EXERCISE DESCRIPTION -
Repeat the entire listing exactly.

RECORDS FOR THIS TASK -
***

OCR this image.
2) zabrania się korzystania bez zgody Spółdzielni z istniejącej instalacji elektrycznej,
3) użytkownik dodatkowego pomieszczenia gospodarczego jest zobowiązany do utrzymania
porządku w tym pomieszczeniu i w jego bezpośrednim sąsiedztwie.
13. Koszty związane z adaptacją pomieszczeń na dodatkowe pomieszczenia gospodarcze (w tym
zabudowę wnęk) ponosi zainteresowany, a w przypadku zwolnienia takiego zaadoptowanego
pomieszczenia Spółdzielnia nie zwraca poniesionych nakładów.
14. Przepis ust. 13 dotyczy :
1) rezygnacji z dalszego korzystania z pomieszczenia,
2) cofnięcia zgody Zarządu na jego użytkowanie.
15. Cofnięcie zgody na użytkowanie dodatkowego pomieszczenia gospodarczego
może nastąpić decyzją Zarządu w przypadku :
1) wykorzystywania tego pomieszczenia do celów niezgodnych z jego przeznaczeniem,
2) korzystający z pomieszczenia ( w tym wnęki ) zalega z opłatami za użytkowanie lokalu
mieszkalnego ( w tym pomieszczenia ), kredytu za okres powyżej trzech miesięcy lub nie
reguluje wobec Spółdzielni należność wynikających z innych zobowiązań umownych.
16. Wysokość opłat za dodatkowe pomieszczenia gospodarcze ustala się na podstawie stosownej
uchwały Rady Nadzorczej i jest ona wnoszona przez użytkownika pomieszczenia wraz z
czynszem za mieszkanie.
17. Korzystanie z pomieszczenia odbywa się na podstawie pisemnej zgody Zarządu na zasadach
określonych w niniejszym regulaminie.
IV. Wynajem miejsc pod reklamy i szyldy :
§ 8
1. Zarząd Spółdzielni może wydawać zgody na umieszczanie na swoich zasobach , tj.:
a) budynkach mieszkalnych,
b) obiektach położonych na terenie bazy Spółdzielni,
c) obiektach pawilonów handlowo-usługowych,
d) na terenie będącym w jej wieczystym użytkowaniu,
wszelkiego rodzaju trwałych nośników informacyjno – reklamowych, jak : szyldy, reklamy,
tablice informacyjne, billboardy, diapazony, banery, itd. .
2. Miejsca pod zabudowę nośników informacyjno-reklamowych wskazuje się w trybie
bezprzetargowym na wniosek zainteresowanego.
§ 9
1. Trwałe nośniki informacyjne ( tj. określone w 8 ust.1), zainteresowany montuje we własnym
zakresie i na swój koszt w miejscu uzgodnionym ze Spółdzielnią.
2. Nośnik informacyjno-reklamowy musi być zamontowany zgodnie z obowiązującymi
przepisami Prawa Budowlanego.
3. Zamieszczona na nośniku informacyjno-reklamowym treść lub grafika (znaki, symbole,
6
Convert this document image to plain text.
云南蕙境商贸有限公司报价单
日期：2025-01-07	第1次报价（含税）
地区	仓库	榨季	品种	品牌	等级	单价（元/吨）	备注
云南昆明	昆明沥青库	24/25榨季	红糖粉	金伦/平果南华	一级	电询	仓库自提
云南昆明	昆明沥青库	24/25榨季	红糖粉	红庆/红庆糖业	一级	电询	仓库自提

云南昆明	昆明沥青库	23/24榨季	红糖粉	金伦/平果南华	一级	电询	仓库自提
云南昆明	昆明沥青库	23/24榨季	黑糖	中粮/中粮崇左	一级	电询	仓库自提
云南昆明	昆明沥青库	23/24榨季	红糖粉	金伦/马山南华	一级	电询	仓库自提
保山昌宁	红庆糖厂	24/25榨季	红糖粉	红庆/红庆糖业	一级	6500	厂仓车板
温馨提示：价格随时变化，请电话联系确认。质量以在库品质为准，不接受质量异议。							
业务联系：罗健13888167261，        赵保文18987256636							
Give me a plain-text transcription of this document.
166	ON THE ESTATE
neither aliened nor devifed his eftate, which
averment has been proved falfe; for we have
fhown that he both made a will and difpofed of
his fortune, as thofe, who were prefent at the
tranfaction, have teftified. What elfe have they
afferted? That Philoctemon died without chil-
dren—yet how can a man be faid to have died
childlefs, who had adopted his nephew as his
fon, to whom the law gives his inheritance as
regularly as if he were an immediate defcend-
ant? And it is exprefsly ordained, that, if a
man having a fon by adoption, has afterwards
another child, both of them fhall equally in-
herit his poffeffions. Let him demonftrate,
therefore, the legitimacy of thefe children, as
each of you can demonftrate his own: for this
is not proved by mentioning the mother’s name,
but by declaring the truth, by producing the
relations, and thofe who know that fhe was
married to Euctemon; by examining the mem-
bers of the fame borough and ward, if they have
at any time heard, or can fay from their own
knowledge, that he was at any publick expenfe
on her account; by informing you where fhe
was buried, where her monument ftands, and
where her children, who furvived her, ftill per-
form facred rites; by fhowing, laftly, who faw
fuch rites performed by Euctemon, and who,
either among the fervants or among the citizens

***

EXPECTED ANSWER -
OCR this image.
2) zabrania się korzystania bez zgody Spółdzielni z istniejącej instalacji elektrycznej,
3) użytkownik dodatkowego pomieszczenia gospodarczego jest zobowiązany do utrzymania
porządku w tym pomieszczeniu i w jego bezpośrednim sąsiedztwie.
13. Koszty związane z adaptacją pomieszczeń na dodatkowe pomieszczenia gospodarcze (w tym
zabudowę wnęk) ponosi zainteresowany, a w przypadku zwolnienia takiego zaadoptowanego
pomieszczenia Spółdzielnia nie zwraca poniesionych nakładów.
14. Przepis ust. 13 dotyczy :
1) rezygnacji z dalszego korzystania z pomieszczenia,
2) cofnięcia zgody Zarządu na jego użytkowanie.
15. Cofnięcie zgody na użytkowanie dodatkowego pomieszczenia gospodarczego
może nastąpić decyzją Zarządu w przypadku :
1) wykorzystywania tego pomieszczenia do celów niezgodnych z jego przeznaczeniem,
2) korzystający z pomieszczenia ( w tym wnęki ) zalega z opłatami za użytkowanie lokalu
mieszkalnego ( w tym pomieszczenia ), kredytu za okres powyżej trzech miesięcy lub nie
reguluje wobec Spółdzielni należność wynikających z innych zobowiązań umownych.
16. Wysokość opłat za dodatkowe pomieszczenia gospodarcze ustala się na podstawie stosownej
uchwały Rady Nadzorczej i jest ona wnoszona przez użytkownika pomieszczenia wraz z
czynszem za mieszkanie.
17. Korzystanie z pomieszczenia odbywa się na podstawie pisemnej zgody Zarządu na zasadach
określonych w niniejszym regulaminie.
IV. Wynajem miejsc pod reklamy i szyldy :
§ 8
1. Zarząd Spółdzielni może wydawać zgody na umieszczanie na swoich zasobach , tj.:
a) budynkach mieszkalnych,
b) obiektach położonych na terenie bazy Spółdzielni,
c) obiektach pawilonów handlowo-usługowych,
d) na terenie będącym w jej wieczystym użytkowaniu,
wszelkiego rodzaju trwałych nośników informacyjno – reklamowych, jak : szyldy, reklamy,
tablice informacyjne, billboardy, diapazony, banery, itd. .
2. Miejsca pod zabudowę nośników informacyjno-reklamowych wskazuje się w trybie
bezprzetargowym na wniosek zainteresowanego.
§ 9
1. Trwałe nośniki informacyjne ( tj. określone w 8 ust.1), zainteresowany montuje we własnym
zakresie i na swój koszt w miejscu uzgodnionym ze Spółdzielnią.
2. Nośnik informacyjno-reklamowy musi być zamontowany zgodnie z obowiązującymi
przepisami Prawa Budowlanego.
3. Zamieszczona na nośniku informacyjno-reklamowym treść lub grafika (znaki, symbole,
6
Convert this document image to plain text.
云南蕙境商贸有限公司报价单
日期：2025-01-07	第1次报价（含税）
地区	仓库	榨季	品种	品牌	等级	单价（元/吨）	备注
云南昆明	昆明沥青库	24/25榨季	红糖粉	金伦/平果南华	一级	电询	仓库自提
云南昆明	昆明沥青库	24/25榨季	红糖粉	红庆/红庆糖业	一级	电询	仓库自提

云南昆明	昆明沥青库	23/24榨季	红糖粉	金伦/平果南华	一级	电询	仓库自提
云南昆明	昆明沥青库	23/24榨季	黑糖	中粮/中粮崇左	一级	电询	仓库自提
云南昆明	昆明沥青库	23/24榨季	红糖粉	金伦/马山南华	一级	电询	仓库自提
保山昌宁	红庆糖厂	24/25榨季	红糖粉	红庆/红庆糖业	一级	6500	厂仓车板
温馨提示：价格随时变化，请电话联系确认。质量以在库品质为准，不接受质量异议。							
业务联系：罗健13888167261，        赵保文18987256636							
Give me a plain-text transcription of this document.
166	ON THE ESTATE
neither aliened nor devifed his eftate, which
averment has been proved falfe; for we have
fhown that he both made a will and difpofed of
his fortune, as thofe, who were prefent at the
tranfaction, have teftified. What elfe have they
afferted? That Philoctemon died without chil-
dren—yet how can a man be faid to have died
childlefs, who had adopted his nephew as his
fon, to whom the law gives his inheritance as
regularly as if he were an immediate defcend-
ant? And it is exprefsly ordained, that, if a
man having a fon by adoption, has afterwards
another child, both of them fhall equally in-
herit his poffeffions. Let him demonftrate,
therefore, the legitimacy of thefe children, as
each of you can demonftrate his own: for this
is not proved by mentioning the mother’s name,
but by declaring the truth, by producing the
relations, and thofe who know that fhe was
married to Euctemon; by examining the mem-
bers of the fame borough and ward, if they have
at any time heard, or can fay from their own
knowledge, that he was at any publick expenfe
on her account; by informing you where fhe
was buried, where her monument ftands, and
where her children, who furvived her, ftill per-
form facred rites; by fhowing, laftly, who faw
fuch rites performed by Euctemon, and who,
either among the fervants or among the citizens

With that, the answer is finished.